Extract the listing in its entirety, keeping each line identical to the original.
***
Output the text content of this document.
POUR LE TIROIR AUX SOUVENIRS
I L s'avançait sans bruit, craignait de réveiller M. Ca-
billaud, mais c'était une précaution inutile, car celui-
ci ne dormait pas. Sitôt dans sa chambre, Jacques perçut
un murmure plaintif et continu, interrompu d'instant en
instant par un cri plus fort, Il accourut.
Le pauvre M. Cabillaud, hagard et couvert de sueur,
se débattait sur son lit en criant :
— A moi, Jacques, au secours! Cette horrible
***
RESULT OF THE EXERCISE:
Output the text content of this document.
POUR LE TIROIR AUX SOUVENIRS
I L s'avançait sans bruit, craignait de réveiller M. Ca-
billaud, mais c'était une précaution inutile, car celui-
ci ne dormait pas. Sitôt dans sa chambre, Jacques perçut
un murmure plaintif et continu, interrompu d'instant en
instant par un cri plus fort, Il accourut.
Le pauvre M. Cabillaud, hagard et couvert de sueur,
se débattait sur son lit en criant :
— A moi, Jacques, au secours! Cette horrible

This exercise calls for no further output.